## [TASK TO CARRY OUT]
Extract each line where the string "true" shows up.

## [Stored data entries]
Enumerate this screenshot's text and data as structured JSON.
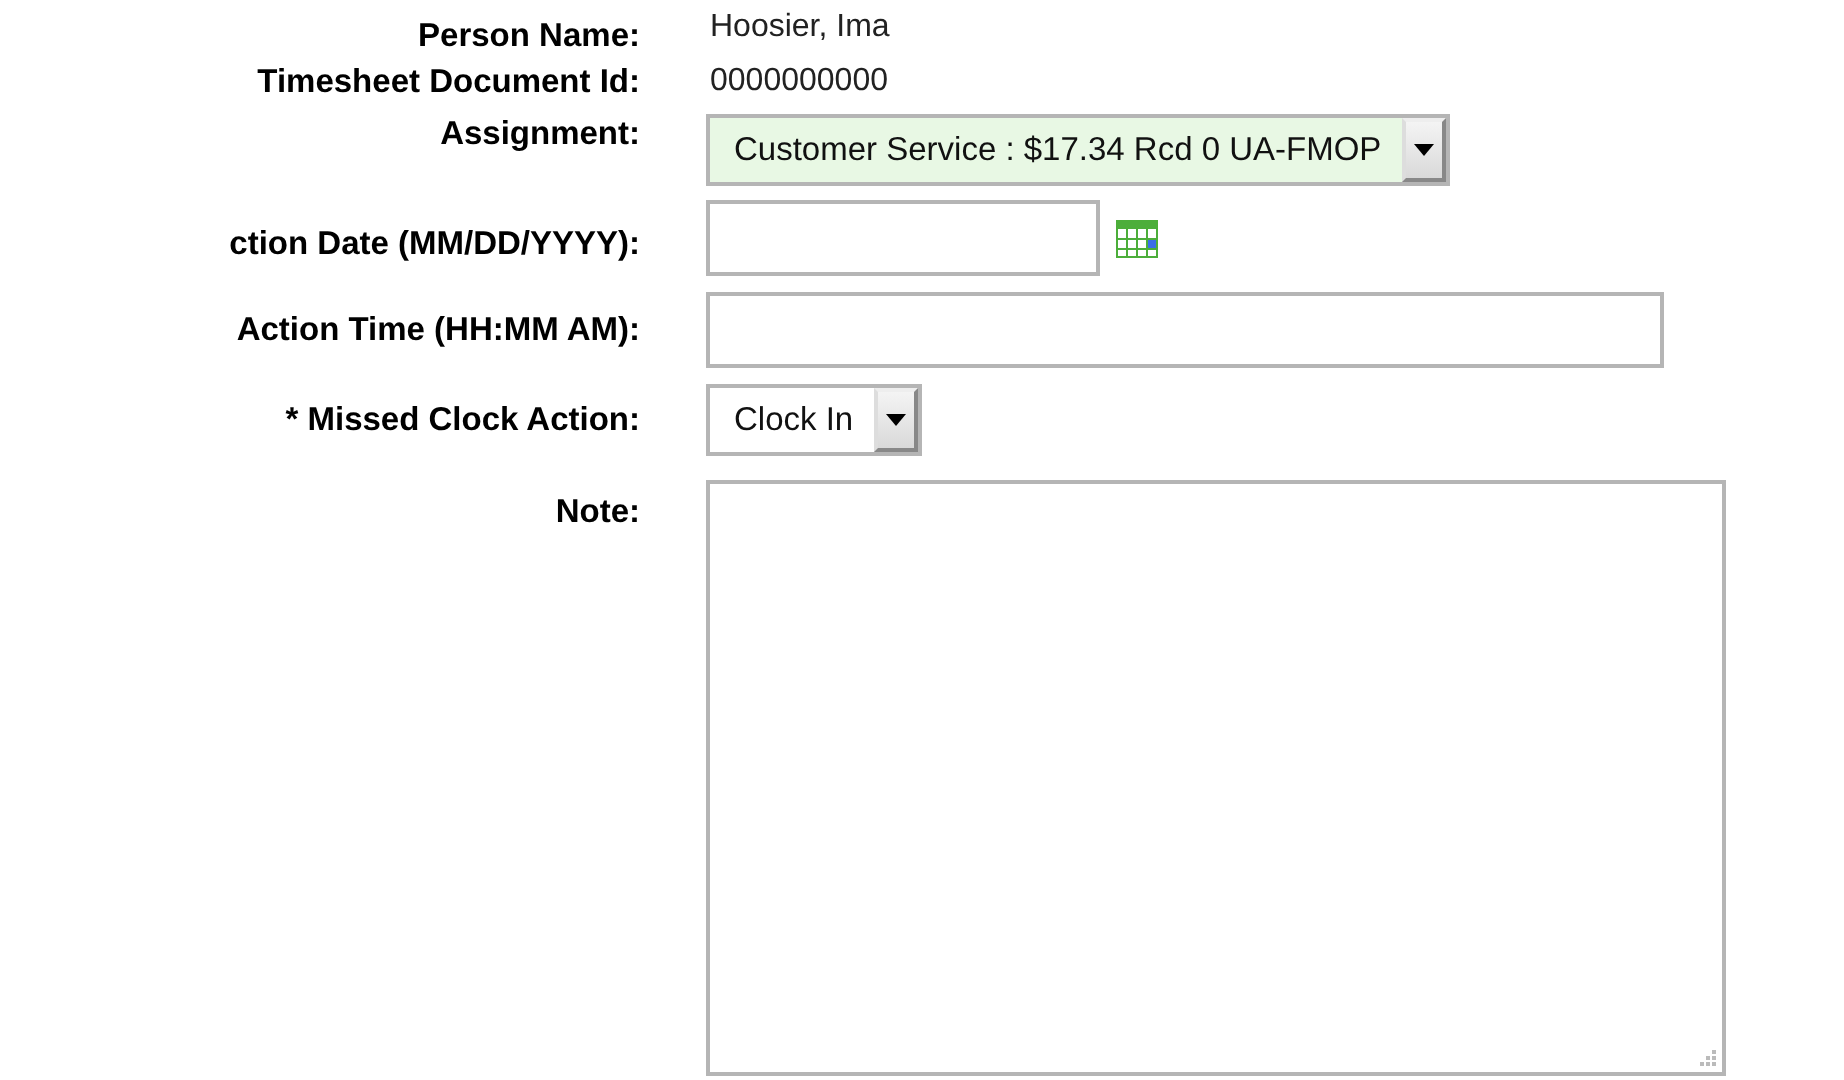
{
  "form": {
    "rows": [
      {
        "kind": "text",
        "label": "Person Name:",
        "value": "Hoosier, Ima"
      },
      {
        "kind": "text",
        "label": "Timesheet Document Id:",
        "value": "0000000000"
      },
      {
        "kind": "select",
        "label": "Assignment:",
        "value": "Customer Service : $17.34 Rcd 0 UA-FMOP",
        "highlighted": true
      },
      {
        "kind": "date",
        "label": "ction Date (MM/DD/YYYY):"
      },
      {
        "kind": "input",
        "label": "Action Time (HH:MM AM):"
      },
      {
        "kind": "select",
        "label": "* Missed Clock Action:",
        "value": "Clock In",
        "highlighted": false
      },
      {
        "kind": "textarea",
        "label": "Note:"
      }
    ]
  }
}
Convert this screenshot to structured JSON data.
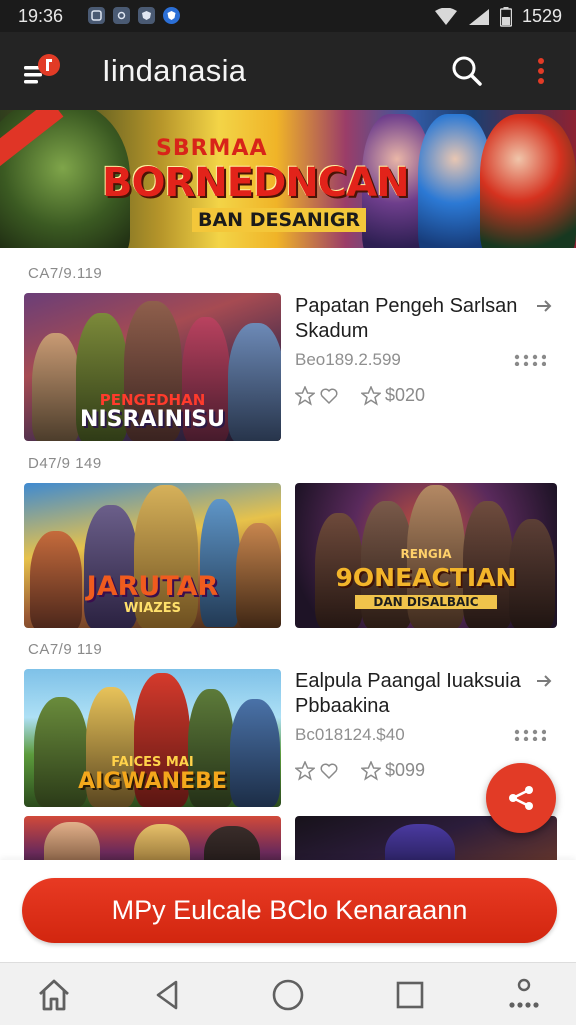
{
  "status_bar": {
    "time": "19:36",
    "clock_right": "1529",
    "icons": [
      "notification-icon",
      "photo-icon",
      "shield-icon",
      "wifi-icon",
      "signal-icon",
      "battery-icon"
    ]
  },
  "app_bar": {
    "title": "Iindanasia",
    "icons": [
      "app-logo-icon",
      "search-icon",
      "more-vert-icon"
    ]
  },
  "banner": {
    "line1": "SBRMAA",
    "line2": "BORNEDNCAN",
    "line3": "BAN DESANIGR"
  },
  "feed": {
    "sections": [
      {
        "category": "CA7/9.119",
        "items": [
          {
            "thumbnail_caption": "NISRAINISU",
            "thumbnail_subcaption": "PENGEDHAN",
            "title": "Papatan Pengeh Sarlsan Skadum",
            "meta": "Beo189.2.599",
            "price": "$020"
          }
        ]
      },
      {
        "category": "D47/9 149",
        "items": [
          {
            "thumbnail_caption": "JARUTAR",
            "thumbnail_subcaption": "WIAZES"
          },
          {
            "thumbnail_caption": "9ONEACTIAN",
            "thumbnail_subcaption": "DAN DISALBAIC",
            "thumbnail_topcaption": "RENGIA"
          }
        ]
      },
      {
        "category": "CA7/9 119",
        "items": [
          {
            "thumbnail_caption": "AIGWANEBE",
            "thumbnail_subcaption": "FAICES MAI",
            "title": "Ealpula Paangal Iuaksuia Pbbaakina",
            "meta": "Bc018124.$40",
            "price": "$099"
          }
        ]
      }
    ]
  },
  "cta_button": {
    "label": "MPy Eulcale BClo Kenaraann"
  },
  "nav_bar": {
    "items": [
      "home-icon",
      "back-icon",
      "home-circle-icon",
      "recents-icon",
      "more-apps-icon"
    ]
  },
  "colors": {
    "accent": "#e23b26",
    "app_bar": "#242424",
    "status_bar": "#1b1b1b"
  }
}
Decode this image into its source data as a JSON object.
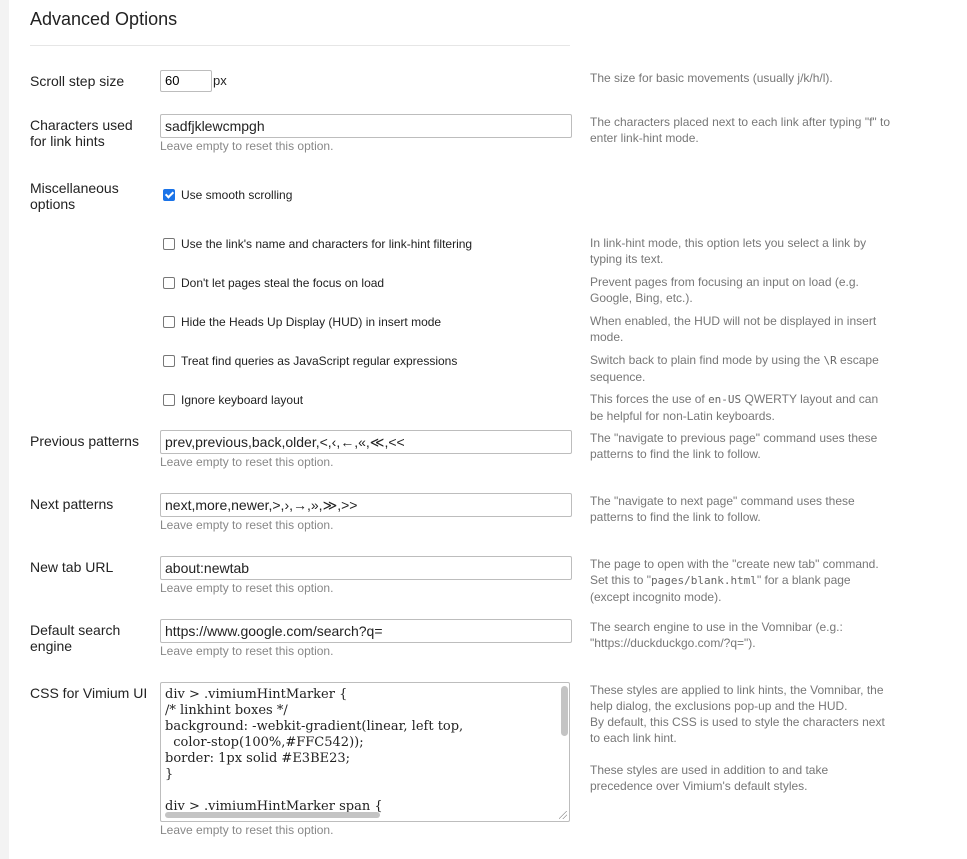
{
  "title": "Advanced Options",
  "scroll_step": {
    "label": "Scroll step size",
    "value": "60",
    "unit": "px",
    "help": "The size for basic movements (usually j/k/h/l)."
  },
  "link_hints": {
    "label": "Characters used for link hints",
    "value": "sadfjklewcmpgh",
    "note": "Leave empty to reset this option.",
    "help": "The characters placed next to each link after typing \"f\" to enter link-hint mode."
  },
  "misc": {
    "label": "Miscellaneous options",
    "options": [
      {
        "label": "Use smooth scrolling",
        "checked": true,
        "help": ""
      },
      {
        "label": "Use the link's name and characters for link-hint filtering",
        "checked": false,
        "help": "In link-hint mode, this option lets you select a link by typing its text."
      },
      {
        "label": "Don't let pages steal the focus on load",
        "checked": false,
        "help": "Prevent pages from focusing an input on load (e.g. Google, Bing, etc.)."
      },
      {
        "label": "Hide the Heads Up Display (HUD) in insert mode",
        "checked": false,
        "help": "When enabled, the HUD will not be displayed in insert mode."
      },
      {
        "label": "Treat find queries as JavaScript regular expressions",
        "checked": false,
        "help_pre": "Switch back to plain find mode by using the ",
        "help_code": "\\R",
        "help_post": " escape sequence."
      },
      {
        "label": "Ignore keyboard layout",
        "checked": false,
        "help_pre": "This forces the use of ",
        "help_code": "en-US",
        "help_post": " QWERTY layout and can be helpful for non-Latin keyboards."
      }
    ]
  },
  "previous_patterns": {
    "label": "Previous patterns",
    "value": "prev,previous,back,older,<,‹,←,«,≪,<<",
    "note": "Leave empty to reset this option.",
    "help": "The \"navigate to previous page\" command uses these patterns to find the link to follow."
  },
  "next_patterns": {
    "label": "Next patterns",
    "value": "next,more,newer,>,›,→,»,≫,>>",
    "note": "Leave empty to reset this option.",
    "help": "The \"navigate to next page\" command uses these patterns to find the link to follow."
  },
  "new_tab_url": {
    "label": "New tab URL",
    "value": "about:newtab",
    "note": "Leave empty to reset this option.",
    "help_pre": "The page to open with the \"create new tab\" command. Set this to \"",
    "help_code": "pages/blank.html",
    "help_post": "\" for a blank page (except incognito mode)."
  },
  "search_engine": {
    "label": "Default search engine",
    "value": "https://www.google.com/search?q=",
    "note": "Leave empty to reset this option.",
    "help": "The search engine to use in the Vomnibar (e.g.: \"https://duckduckgo.com/?q=\")."
  },
  "css": {
    "label": "CSS for Vimium UI",
    "value": "div > .vimiumHintMarker {\n/* linkhint boxes */\nbackground: -webkit-gradient(linear, left top,\n  color-stop(100%,#FFC542));\nborder: 1px solid #E3BE23;\n}\n\ndiv > .vimiumHintMarker span {",
    "note": "Leave empty to reset this option.",
    "help1": "These styles are applied to link hints, the Vomnibar, the help dialog, the exclusions pop-up and the HUD.",
    "help2": "By default, this CSS is used to style the characters next to each link hint.",
    "help3": "These styles are used in addition to and take precedence over Vimium's default styles."
  },
  "colors": {
    "checkbox_checked": "#1a73e8",
    "help_text": "#777777",
    "border": "#bdbdbd"
  }
}
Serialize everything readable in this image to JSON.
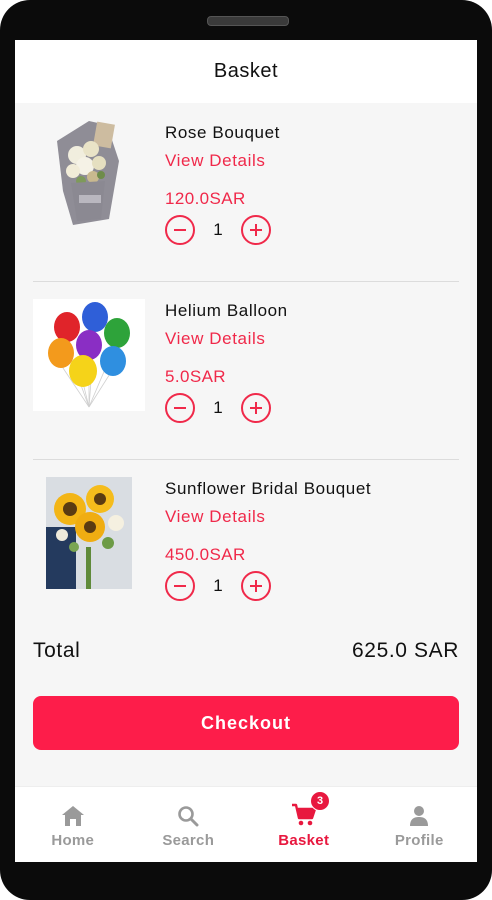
{
  "header": {
    "title": "Basket"
  },
  "items": [
    {
      "name": "Rose Bouquet",
      "link": "View Details",
      "price": "120.0SAR",
      "qty": "1",
      "image": "rose-bouquet"
    },
    {
      "name": "Helium Balloon",
      "link": "View Details",
      "price": "5.0SAR",
      "qty": "1",
      "image": "helium-balloons"
    },
    {
      "name": "Sunflower Bridal Bouquet",
      "link": "View Details",
      "price": "450.0SAR",
      "qty": "1",
      "image": "sunflower-bouquet"
    }
  ],
  "summary": {
    "total_label": "Total",
    "total_value": "625.0 SAR"
  },
  "checkout": {
    "label": "Checkout"
  },
  "tabbar": {
    "tabs": [
      {
        "label": "Home",
        "icon": "home-icon"
      },
      {
        "label": "Search",
        "icon": "search-icon"
      },
      {
        "label": "Basket",
        "icon": "cart-icon",
        "badge": "3",
        "active": true
      },
      {
        "label": "Profile",
        "icon": "profile-icon"
      }
    ]
  },
  "colors": {
    "accent": "#f0294a",
    "button": "#fd1d4a",
    "inactive": "#9a9a9a"
  }
}
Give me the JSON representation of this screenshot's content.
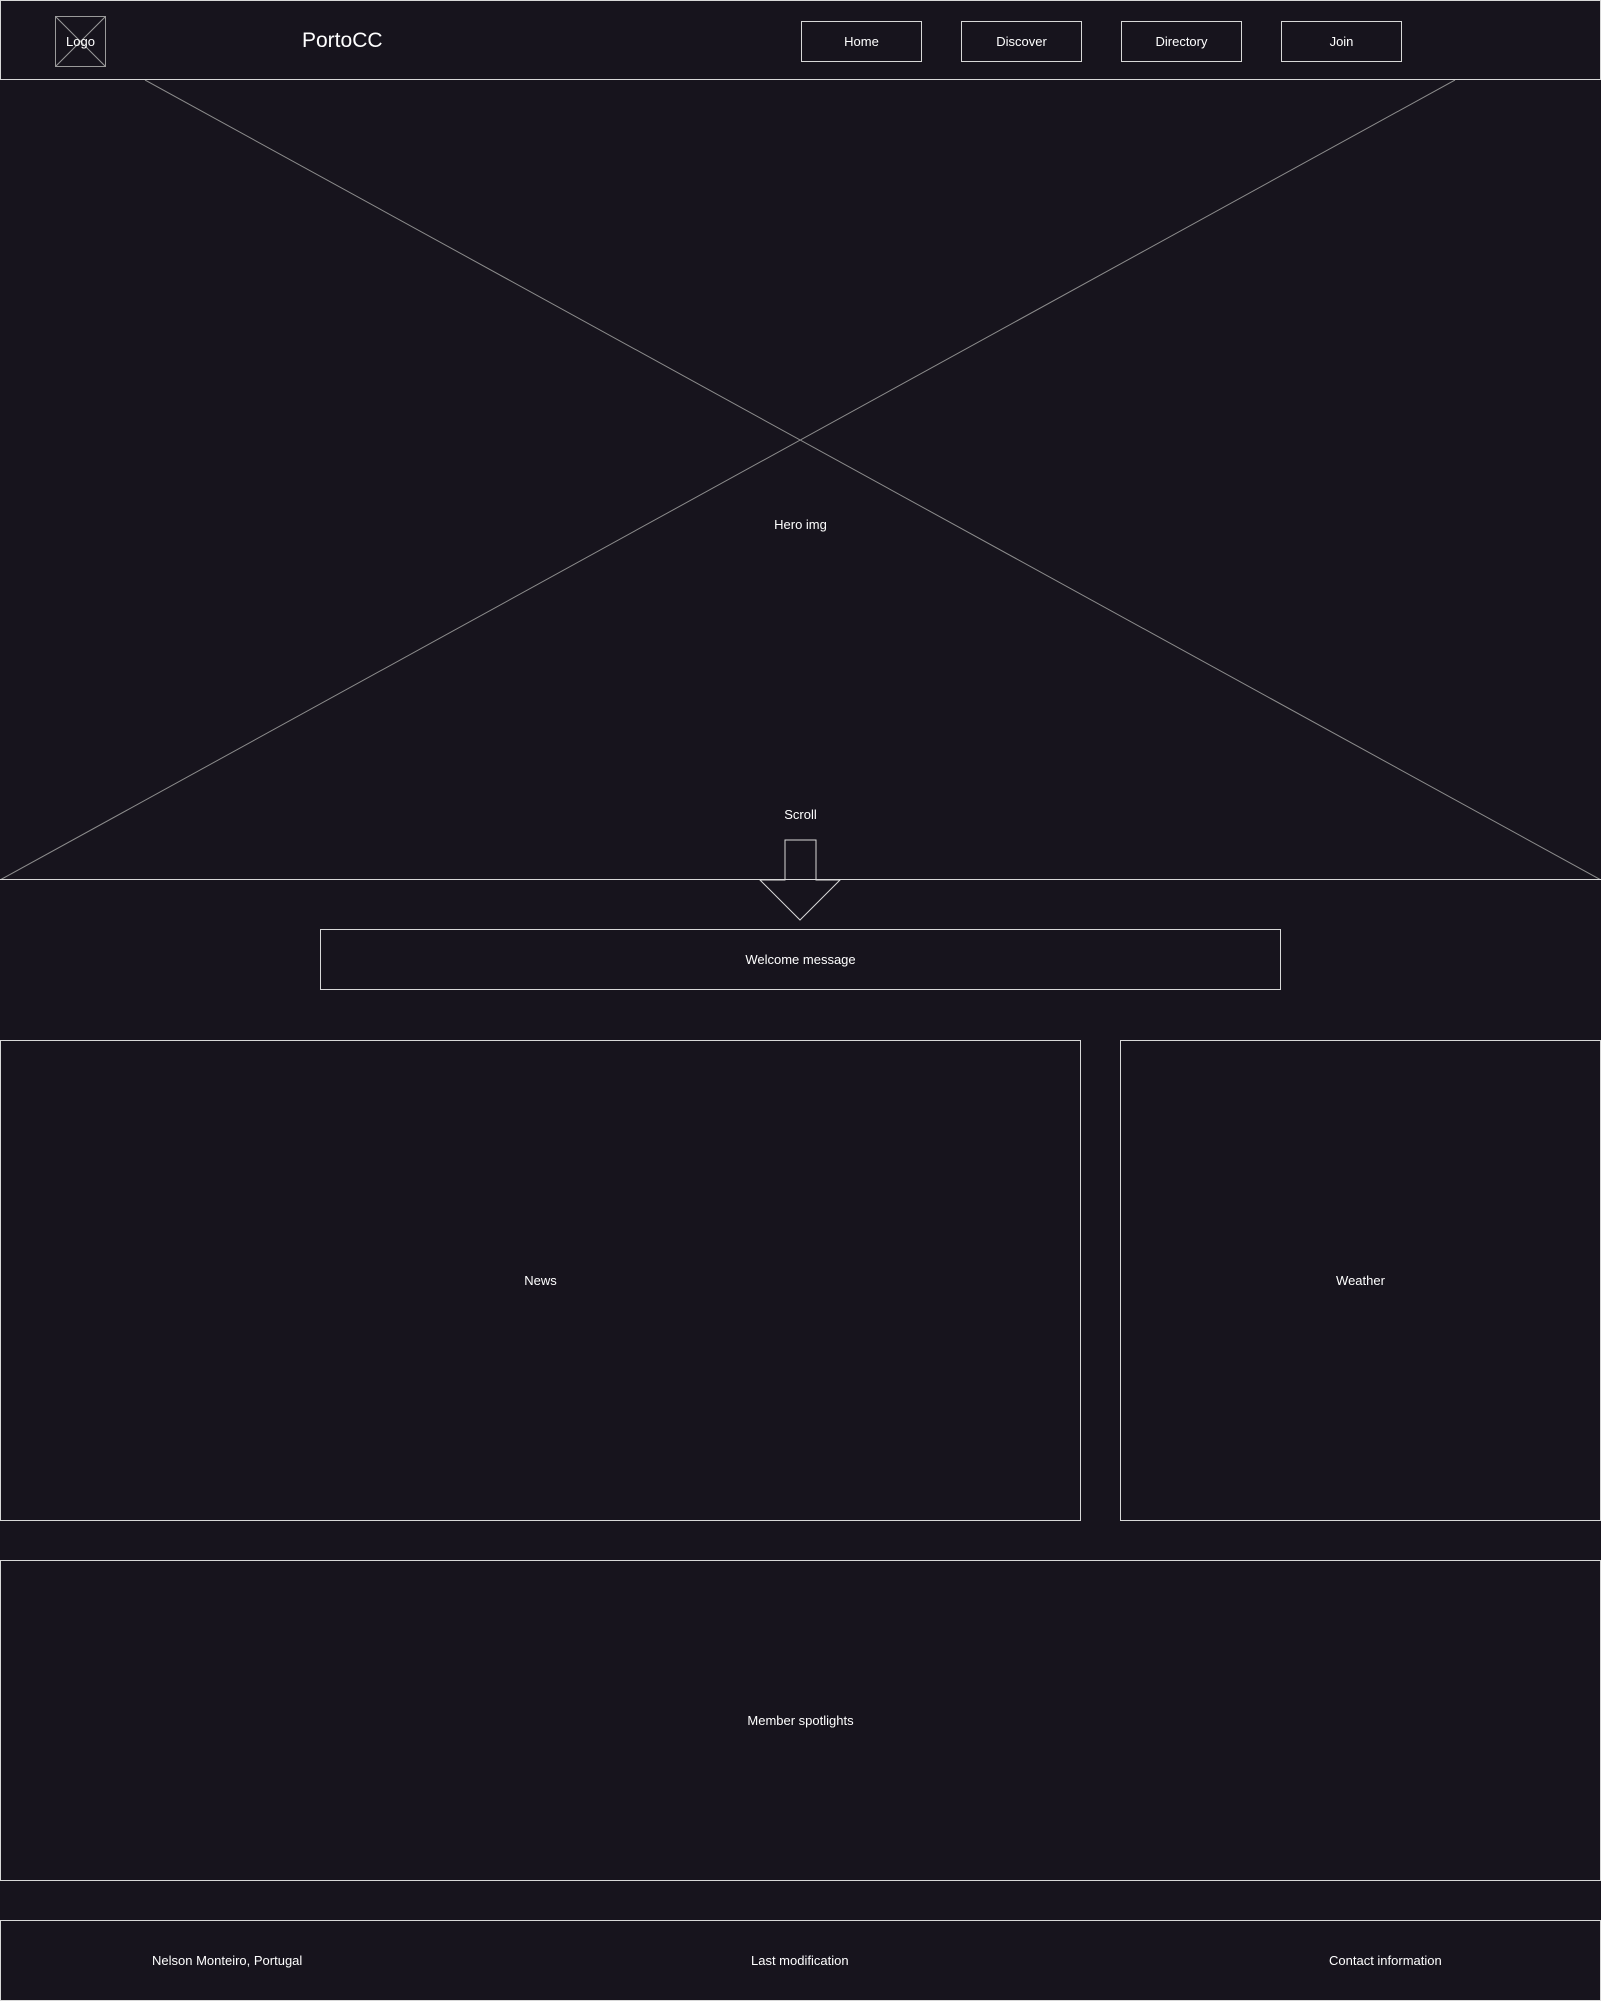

## [TASK SOLUTION]
        "highlighted": true
        "checked": true,
        "active": true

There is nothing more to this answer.